Task brief ::
From the line containing "Read out every word on this page." down to the last line, set down each line exactly as it is, and nothing more. Leave the pictures out.
── The data ──
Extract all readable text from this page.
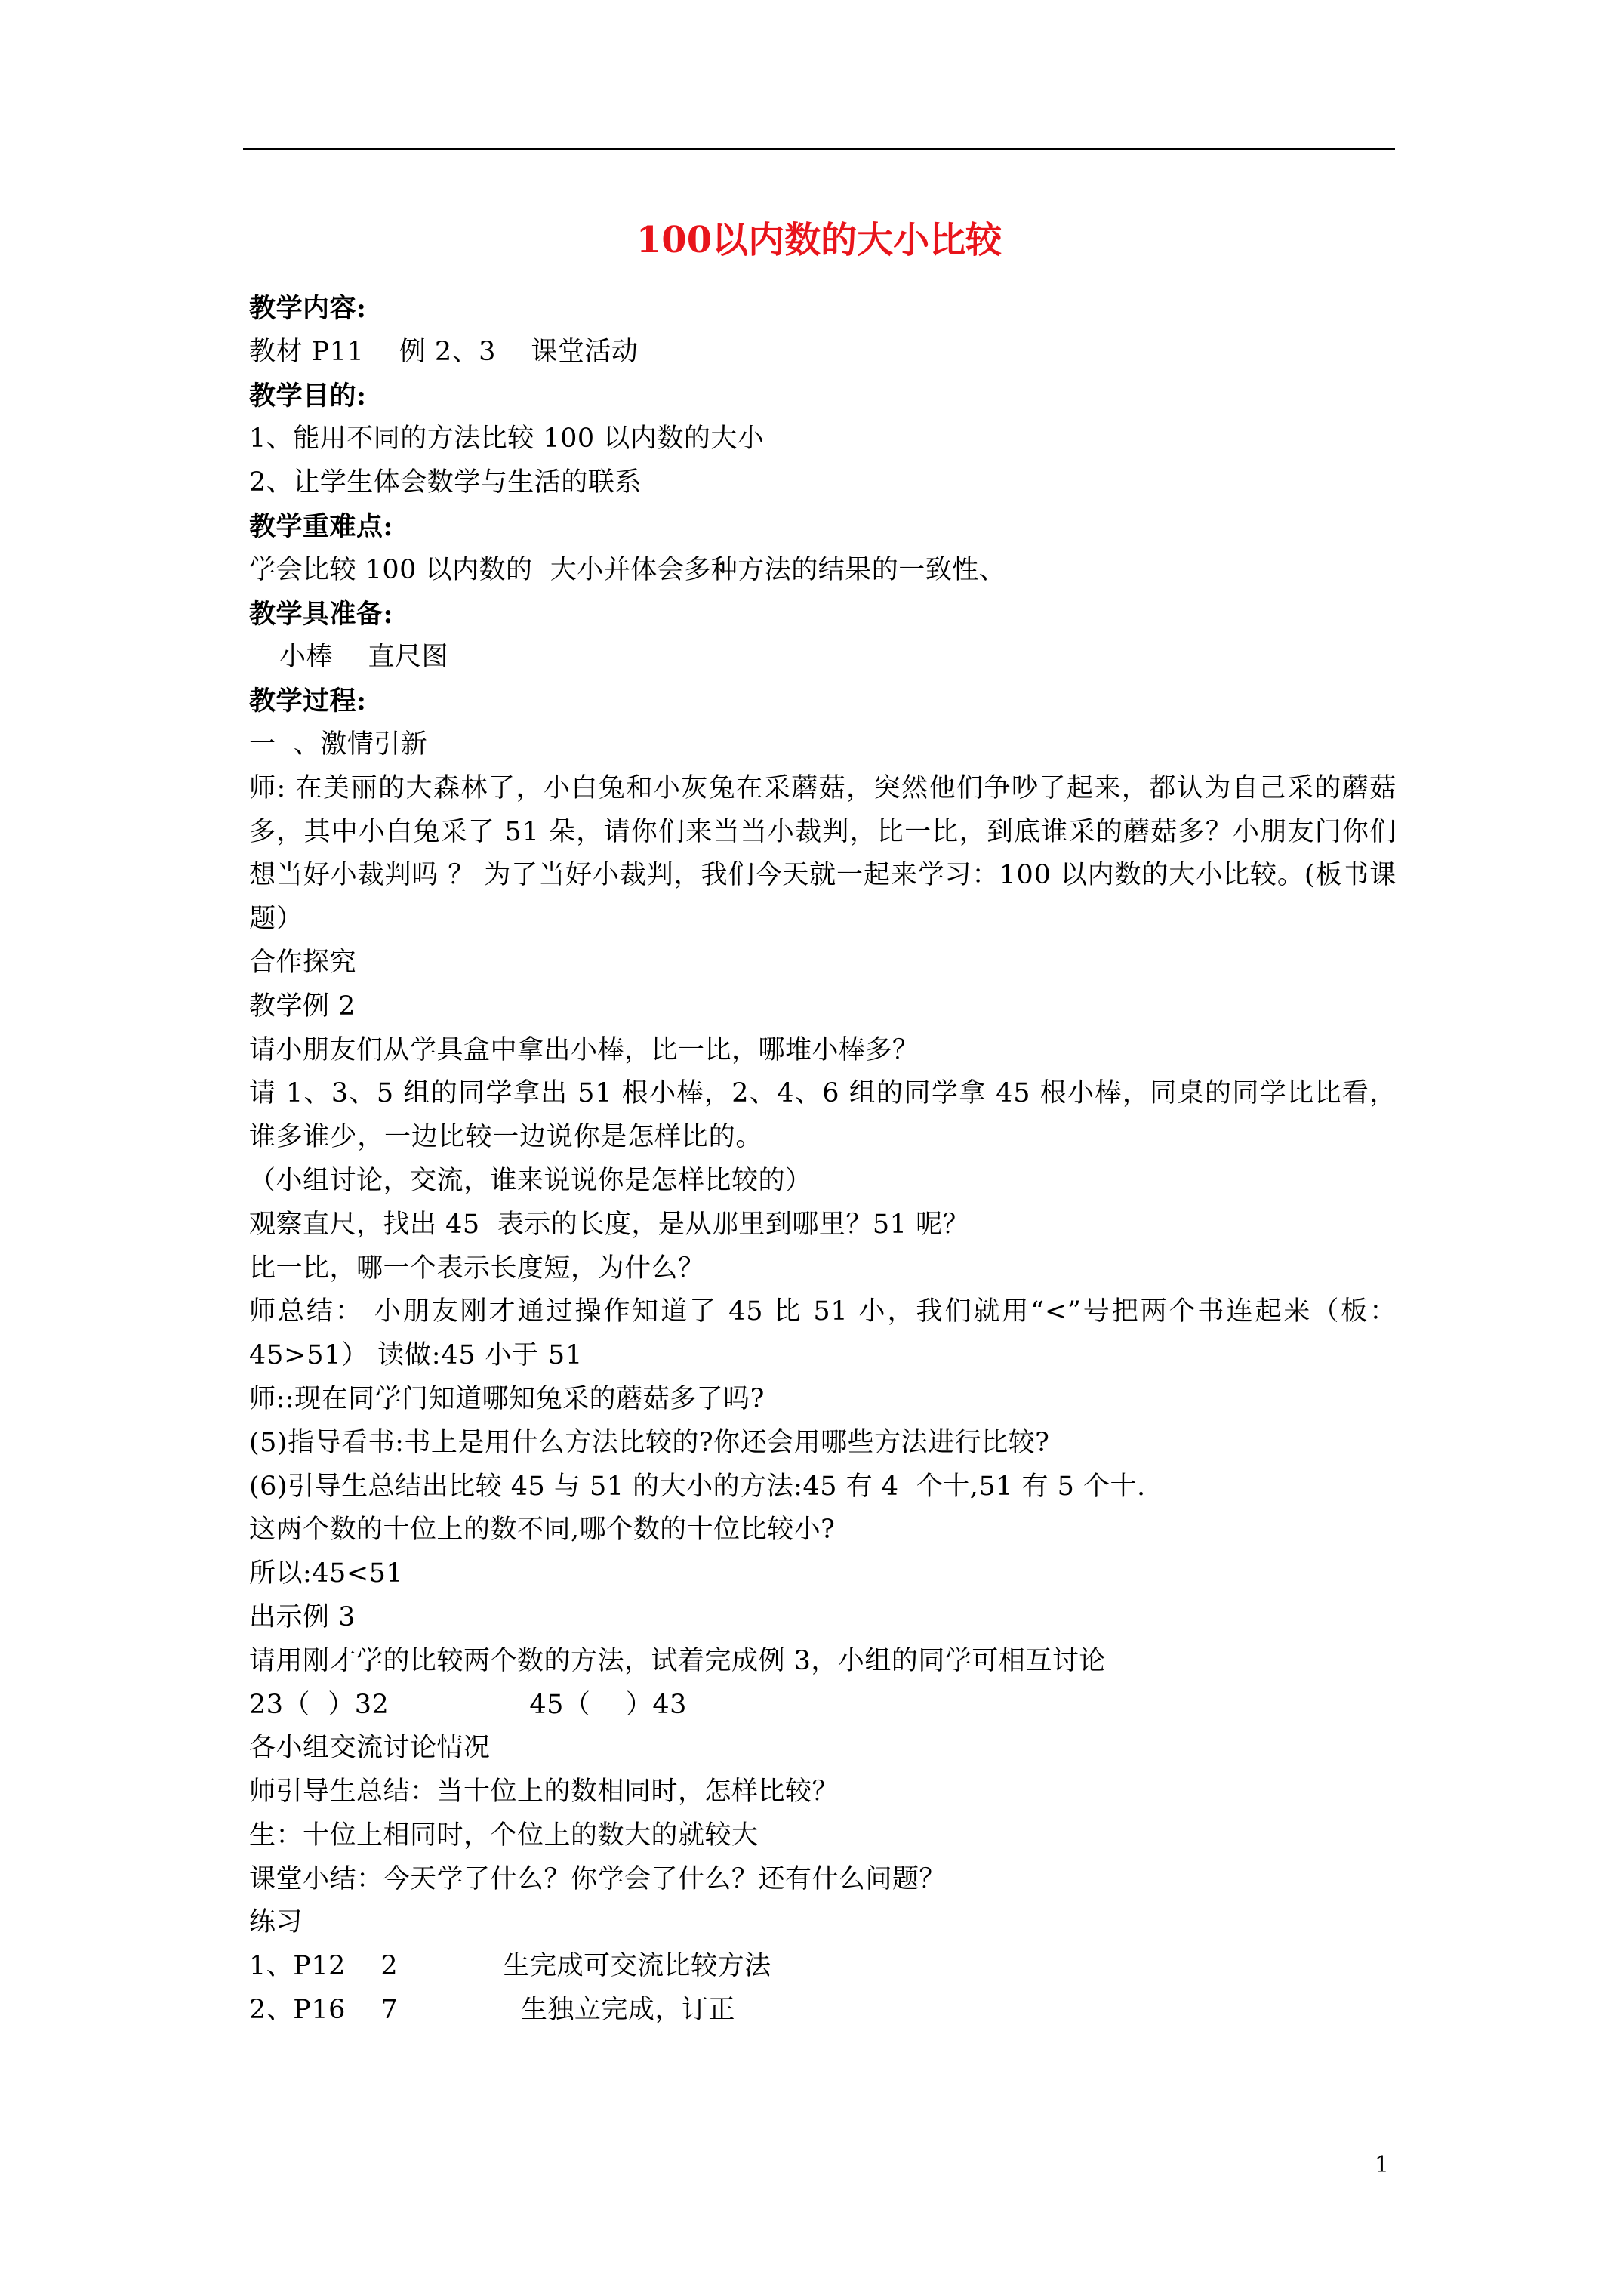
100以内数的大小比较
教学内容:
教材 P11    例 2、3    课堂活动
教学目的:
1、能用不同的方法比较 100 以内数的大小
2、让学生体会数学与生活的联系
教学重难点:
学会比较 100 以内数的  大小并体会多种方法的结果的一致性、
教学具准备:
小棒    直尺图
教学过程:
一  、激情引新
师: 在美丽的大森林了，小白兔和小灰兔在采蘑菇，突然他们争吵了起来，都认为自己采的蘑菇多，其中小白兔采了 51 朵，请你们来当当小裁判，比一比，到底谁采的蘑菇多？小朋友门你们想当好小裁判吗 ？ 为了当好小裁判，我们今天就一起来学习：100 以内数的大小比较。(板书课题）
合作探究
教学例 2
请小朋友们从学具盒中拿出小棒，比一比，哪堆小棒多？
请 1、3、5 组的同学拿出 51 根小棒，2、4、6 组的同学拿 45 根小棒，同桌的同学比比看，谁多谁少，一边比较一边说你是怎样比的。
（小组讨论，交流，谁来说说你是怎样比较的）
观察直尺，找出 45  表示的长度，是从那里到哪里？51 呢？
比一比，哪一个表示长度短，为什么？
师总结： 小朋友刚才通过操作知道了 45 比 51 小，我们就用“<”号把两个书连起来（板：45>51） 读做:45 小于 51
师::现在同学门知道哪知兔采的蘑菇多了吗?
(5)指导看书:书上是用什么方法比较的?你还会用哪些方法进行比较?
(6)引导生总结出比较 45 与 51 的大小的方法:45 有 4  个十,51 有 5 个十.
这两个数的十位上的数不同,哪个数的十位比较小?
所以:45<51
出示例 3
请用刚才学的比较两个数的方法，试着完成例 3，小组的同学可相互讨论
23（  ）32                45（    ）43
各小组交流讨论情况
师引导生总结：当十位上的数相同时，怎样比较？
生：十位上相同时，个位上的数大的就较大
课堂小结：今天学了什么？你学会了什么？还有什么问题？
练习
1、P12    2            生完成可交流比较方法
2、P16    7              生独立完成，订正
1
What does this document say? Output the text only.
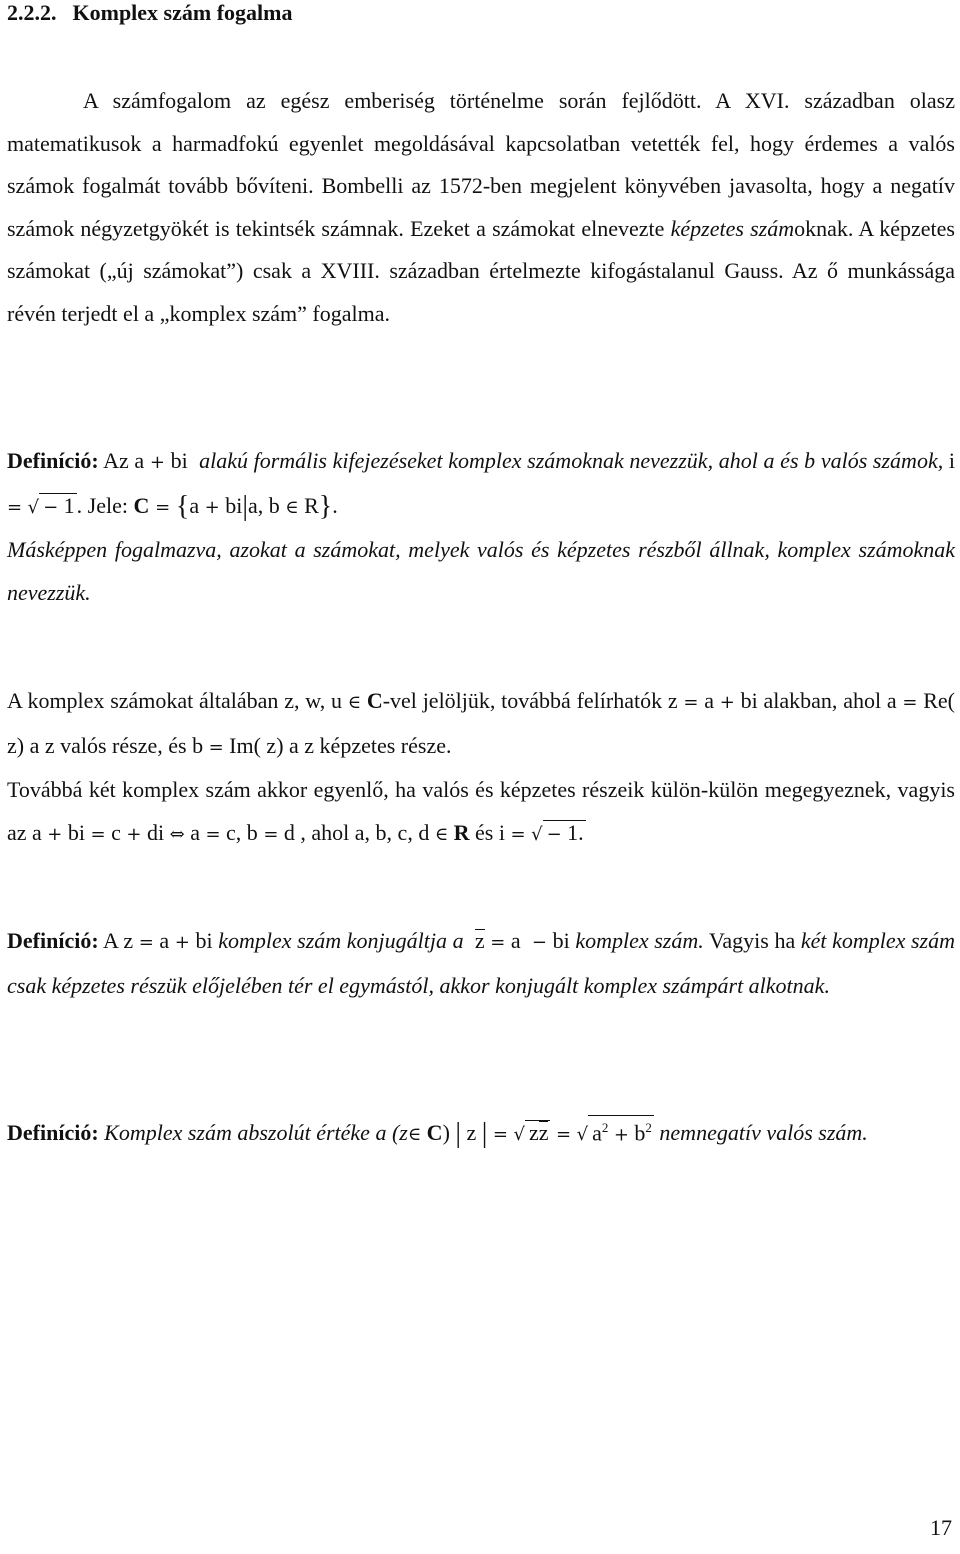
2.2.2. Komplex szám fogalma
A számfogalom az egész emberiség történelme során fejlődött. A XVI. században olasz matematikusok a harmadfokú egyenlet megoldásával kapcsolatban vetették fel, hogy érdemes a valós számok fogalmát tovább bővíteni. Bombelli az 1572-ben megjelent könyvében javasolta, hogy a negatív számok négyzetgyökét is tekintsék számnak. Ezeket a számokat elnevezte képzetes számoknak. A képzetes számokat („új számokat”) csak a XVIII. században értelmezte kifogástalanul Gauss. Az ő munkássága révén terjedt el a „komplex szám” fogalma.
Definíció: Az a + bi  alakú formális kifejezéseket komplex számoknak nevezzük, ahol a és b valós számok, i = √ − 1. Jele: C = {a + bi|a, b ∈ R}.
Másképpen fogalmazva, azokat a számokat, melyek valós és képzetes részből állnak, komplex számoknak nevezzük.
A komplex számokat általában z, w, u ∈ C-vel jelöljük, továbbá felírhatók z = a + bi alakban, ahol a = Re( z) a z valós része, és b = Im( z) a z képzetes része.
Továbbá két komplex szám akkor egyenlő, ha valós és képzetes részeik külön-külön megegyeznek, vagyis az a + bi = c + di ⇔ a = c, b = d , ahol a, b, c, d ∈ R és i = √ − 1.
Definíció: A z = a + bi komplex szám konjugáltja a  z = a  − bi komplex szám. Vagyis ha két komplex szám csak képzetes részük előjelében tér el egymástól, akkor konjugált komplex számpárt alkotnak.
Definíció: Komplex szám abszolút értéke a (z∈ C) | z | = √ zz = √ $a^2 + b^2$ nemnegatív valós szám.
17
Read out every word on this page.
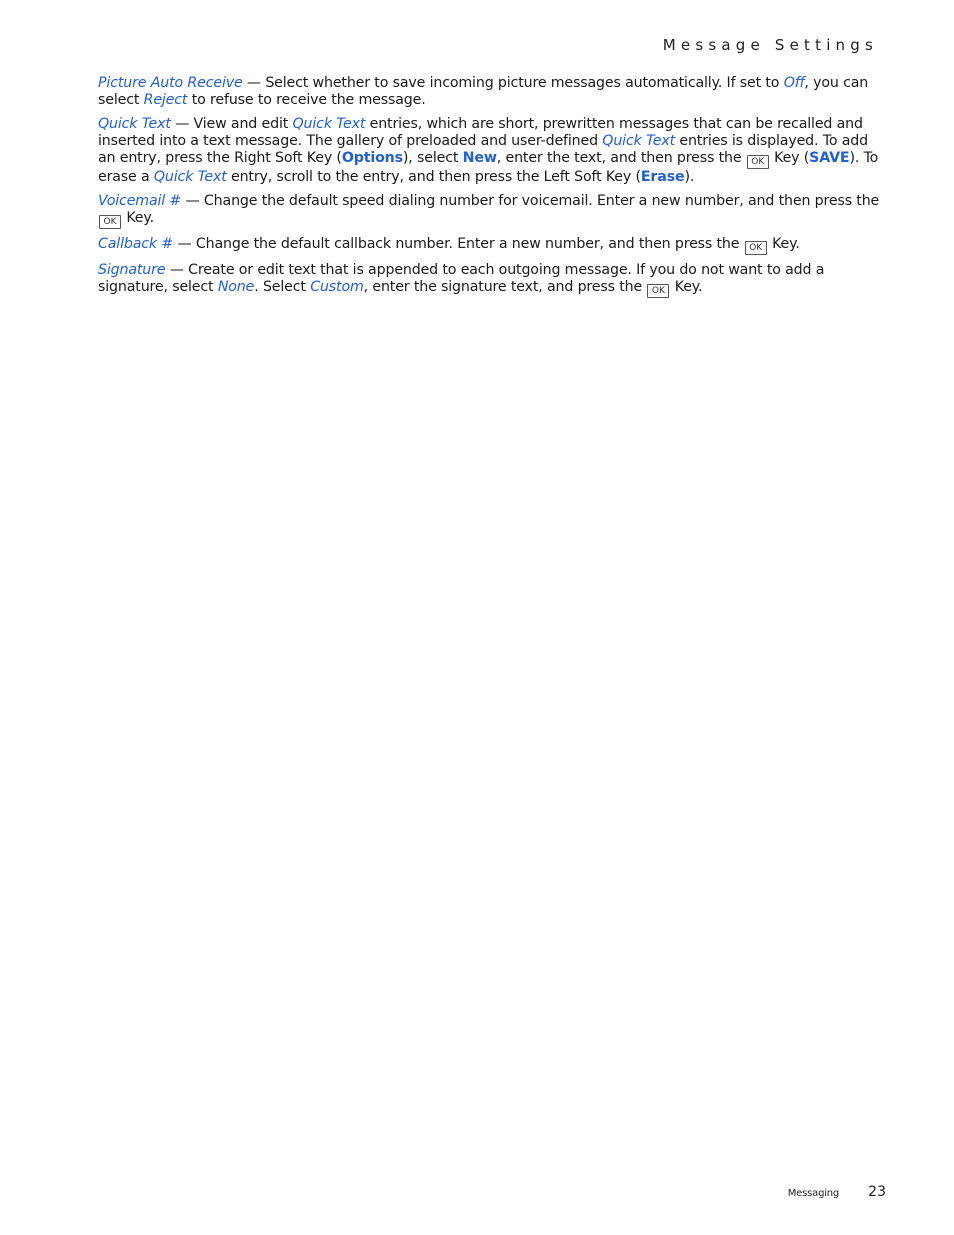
Message Settings

Picture Auto Receive — Select whether to save incoming picture messages automatically. If set to Off, you can select Reject to refuse to receive the message.

Quick Text — View and edit Quick Text entries, which are short, prewritten messages that can be recalled and inserted into a text message. The gallery of preloaded and user-defined Quick Text entries is displayed. To add an entry, press the Right Soft Key (Options), select New, enter the text, and then press the OK Key (SAVE). To erase a Quick Text entry, scroll to the entry, and then press the Left Soft Key (Erase).

Voicemail # — Change the default speed dialing number for voicemail. Enter a new number, and then press the OK Key.

Callback # — Change the default callback number. Enter a new number, and then press the OK Key.

Signature — Create or edit text that is appended to each outgoing message. If you do not want to add a signature, select None. Select Custom, enter the signature text, and press the OK Key.

Messaging 23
───
Output for this task ::
Read out every word on this page.
Message Settings

Picture Auto Receive — Select whether to save incoming picture messages automatically. If set to Off, you can select Reject to refuse to receive the message.

Quick Text — View and edit Quick Text entries, which are short, prewritten messages that can be recalled and inserted into a text message. The gallery of preloaded and user-defined Quick Text entries is displayed. To add an entry, press the Right Soft Key (Options), select New, enter the text, and then press the OK Key (SAVE). To erase a Quick Text entry, scroll to the entry, and then press the Left Soft Key (Erase).

Voicemail # — Change the default speed dialing number for voicemail. Enter a new number, and then press the OK Key.

Callback # — Change the default callback number. Enter a new number, and then press the OK Key.

Signature — Create or edit text that is appended to each outgoing message. If you do not want to add a signature, select None. Select Custom, enter the signature text, and press the OK Key.

Messaging 23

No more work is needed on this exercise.